• OBJECTIVE:
Reply with nothing except the number of lines that contain the word "chanteuse".
[BEGIN AVAILABLE DATA]
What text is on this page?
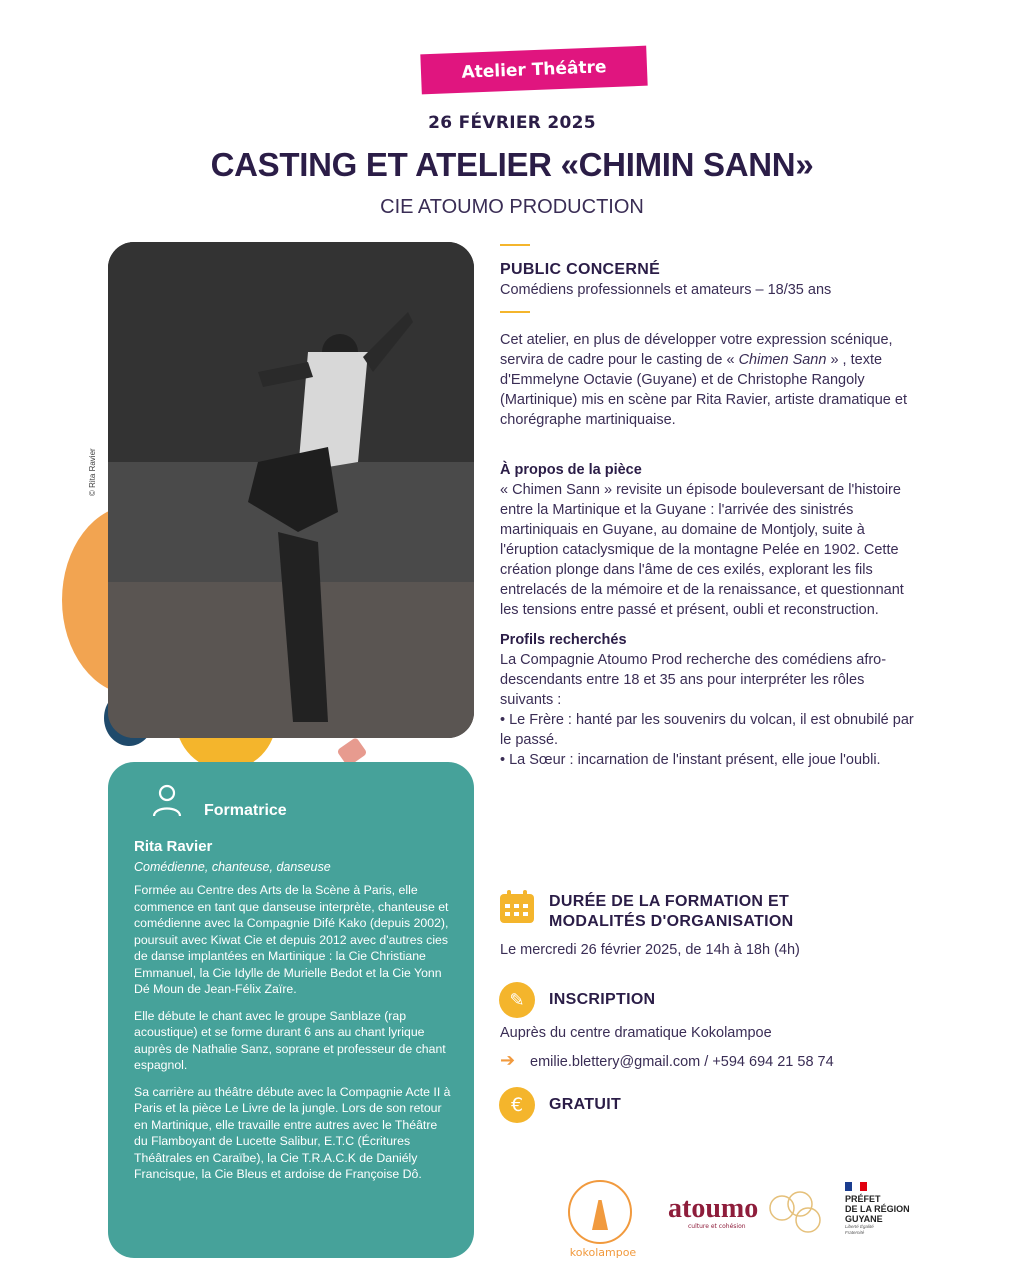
Atelier Théâtre
26 FÉVRIER 2025
CASTING ET ATELIER «CHIMIN SANN»
CIE ATOUMO PRODUCTION
© Rita Ravier
PUBLIC CONCERNÉ
Comédiens professionnels et amateurs – 18/35 ans
Cet atelier, en plus de développer votre expression scénique, servira de cadre pour le casting de « Chimen Sann » , texte d'Emmelyne Octavie (Guyane) et de Christophe Rangoly (Martinique) mis en scène par Rita Ravier, artiste dramatique et chorégraphe martiniquaise.
À propos de la pièce
« Chimen Sann » revisite un épisode bouleversant de l'histoire entre la Martinique et la Guyane : l'arrivée des sinistrés martiniquais en Guyane, au domaine de Montjoly, suite à l'éruption cataclysmique de la montagne Pelée en 1902. Cette création plonge dans l'âme de ces exilés, explorant les fils entrelacés de la mémoire et de la renaissance, et questionnant les tensions entre passé et présent, oubli et reconstruction.
Profils recherchés
La Compagnie Atoumo Prod recherche des comédiens afro-descendants entre 18 et 35 ans pour interpréter les rôles suivants :
• Le Frère : hanté par les souvenirs du volcan, il est obnubilé par le passé.
• La Sœur : incarnation de l'instant présent, elle joue l'oubli.
Formatrice
Rita Ravier
Comédienne, chanteuse, danseuse

Formée au Centre des Arts de la Scène à Paris, elle commence en tant que danseuse interprète, chanteuse et comédienne avec la Compagnie Difé Kako (depuis 2002), poursuit avec Kiwat Cie et depuis 2012 avec d'autres cies de danse implantées en Martinique : la Cie Christiane Emmanuel, la Cie Idylle de Murielle Bedot et la Cie Yonn Dé Moun de Jean-Félix Zaïre.

Elle débute le chant avec le groupe Sanblaze (rap acoustique) et se forme durant 6 ans au chant lyrique auprès de Nathalie Sanz, soprane et professeur de chant espagnol.

Sa carrière au théâtre débute avec la Compagnie Acte II à Paris et la pièce Le Livre de la jungle. Lors de son retour en Martinique, elle travaille entre autres avec le Théâtre du Flamboyant de Lucette Salibur, E.T.C (Écritures Théâtrales en Caraïbe), la Cie T.R.A.C.K de Daniély Francisque, la Cie Bleus et ardoise de Françoise Dô.

DURÉE DE LA FORMATION ET
MODALITÉS D'ORGANISATION
Le mercredi 26 février 2025, de 14h à 18h (4h)
✎	INSCRIPTION
Auprès du centre dramatique Kokolampoe
➔ emilie.blettery@gmail.com / +594 694 21 58 74
€	GRATUIT
kokolampoe
atoumo
culture et cohésion
PRÉFET
DE LA RÉGION
GUYANE
Liberté Égalité Fraternité
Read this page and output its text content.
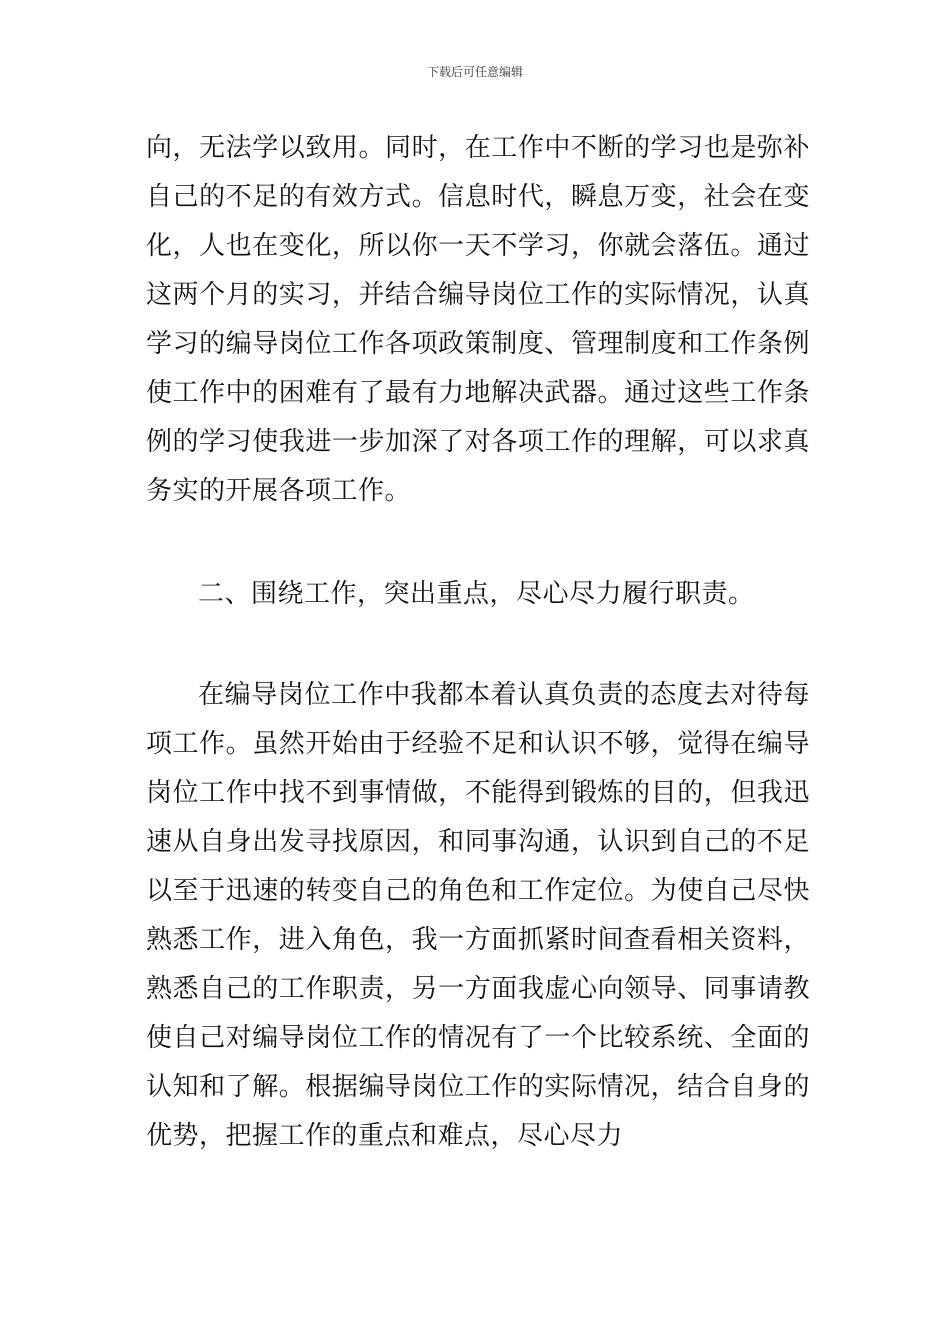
下载后可任意编辑
向，无法学以致用。同时，在工作中不断的学习也是弥补
自己的不足的有效方式。信息时代，瞬息万变，社会在变
化，人也在变化，所以你一天不学习，你就会落伍。通过
这两个月的实习，并结合编导岗位工作的实际情况，认真
学习的编导岗位工作各项政策制度、管理制度和工作条例
使工作中的困难有了最有力地解决武器。通过这些工作条
例的学习使我进一步加深了对各项工作的理解，可以求真
务实的开展各项工作。
二、围绕工作，突出重点，尽心尽力履行职责。
在编导岗位工作中我都本着认真负责的态度去对待每
项工作。虽然开始由于经验不足和认识不够，觉得在编导
岗位工作中找不到事情做，不能得到锻炼的目的，但我迅
速从自身出发寻找原因，和同事沟通，认识到自己的不足
以至于迅速的转变自己的角色和工作定位。为使自己尽快
熟悉工作，进入角色，我一方面抓紧时间查看相关资料，
熟悉自己的工作职责，另一方面我虚心向领导、同事请教
使自己对编导岗位工作的情况有了一个比较系统、全面的
认知和了解。根据编导岗位工作的实际情况，结合自身的
优势，把握工作的重点和难点，尽心尽力
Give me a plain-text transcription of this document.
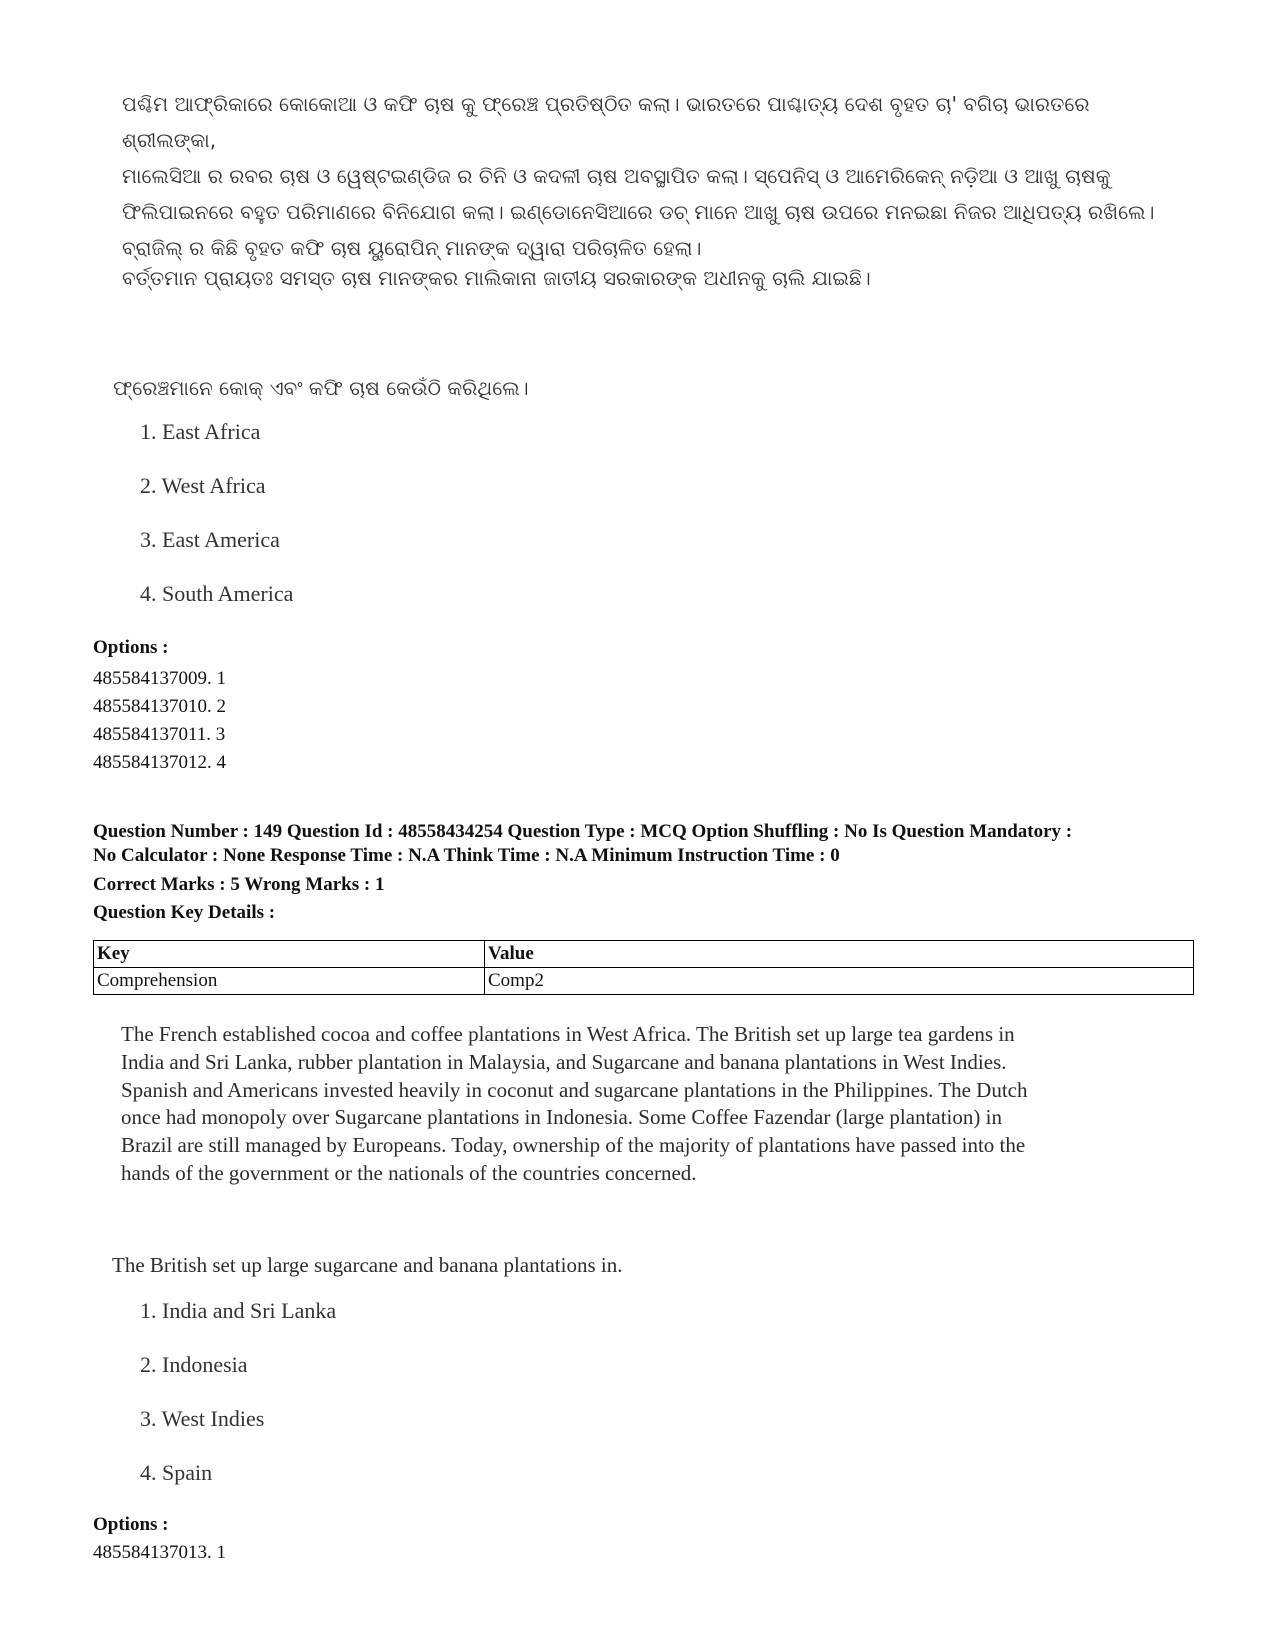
ପଶ୍ଚିମ ଆଫ୍ରିକାରେ କୋକୋଆ ଓ କଫି ଚାଷ କୁ ଫ୍ରେଞ୍ଚ ପ୍ରତିଷ୍ଠିତ କଲା। ଭାରତରେ ପାଶ୍ଚାତ୍ୟ ଦେଶ ବୃହତ ଚା' ବଗିଚା ଭାରତରେ ଶ୍ରୀଲଙ୍କା,

ମାଲେସିଆ ର ରବର ଚାଷ ଓ ୱେଷ୍ଟଇଣ୍ଡିଜ ର ଚିନି ଓ କଦଳୀ ଚାଷ ଅବସ୍ଥାପିତ କଲା। ସ୍ପେନିସ୍ ଓ ଆମେରିକେନ୍ ନଡ଼ିଆ ଓ ଆଖୁ ଚାଷକୁ

ଫିଲିପାଇନରେ ବହୁତ ପରିମାଣରେ ବିନିଯୋଗ କଲା। ଇଣ୍ଡୋନେସିଆରେ ଡଚ୍ ମାନେ ଆଖୁ ଚାଷ ଉପରେ ମନଇଛା ନିଜର ଆଧିପତ୍ୟ ରଖିଲେ।

ବ୍ରାଜିଲ୍ ର କିଛି ବୃହତ କଫି ଚାଷ ୟୁରୋପିନ୍ ମାନଙ୍କ ଦ୍ୱାରା ପରିଚାଳିତ ହେଲା।

ବର୍ତ୍ତମାନ ପ୍ରାୟତଃ ସମସ୍ତ ଚାଷ ମାନଙ୍କର ମାଲିକାନା ଜାତୀୟ ସରକାରଙ୍କ ଅଧୀନକୁ ଚାଲି ଯାଇଛି।
ଫ୍ରେଞ୍ଚମାନେ କୋକ୍ ଏବଂ କଫି ଚାଷ କେଉଁଠି କରିଥିଲେ।
1. East Africa
2. West Africa
3. East America
4. South America
Options :
485584137009. 1
485584137010. 2
485584137011. 3
485584137012. 4
Question Number : 149 Question Id : 48558434254 Question Type : MCQ Option Shuffling : No Is Question Mandatory :
No Calculator : None Response Time : N.A Think Time : N.A Minimum Instruction Time : 0
Correct Marks : 5 Wrong Marks : 1
Question Key Details :
Key	Value
Comprehension	Comp2
The French established cocoa and coffee plantations in West Africa. The British set up large tea gardens in
India and Sri Lanka, rubber plantation in Malaysia, and Sugarcane and banana plantations in West Indies.
Spanish and Americans invested heavily in coconut and sugarcane plantations in the Philippines. The Dutch
once had monopoly over Sugarcane plantations in Indonesia. Some Coffee Fazendar (large plantation) in
Brazil are still managed by Europeans. Today, ownership of the majority of plantations have passed into the
hands of the government or the nationals of the countries concerned.
The British set up large sugarcane and banana plantations in.
1. India and Sri Lanka
2. Indonesia
3. West Indies
4. Spain
Options :
485584137013. 1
[END AVAILABLE DATA]
• ANSWER BELOW:
2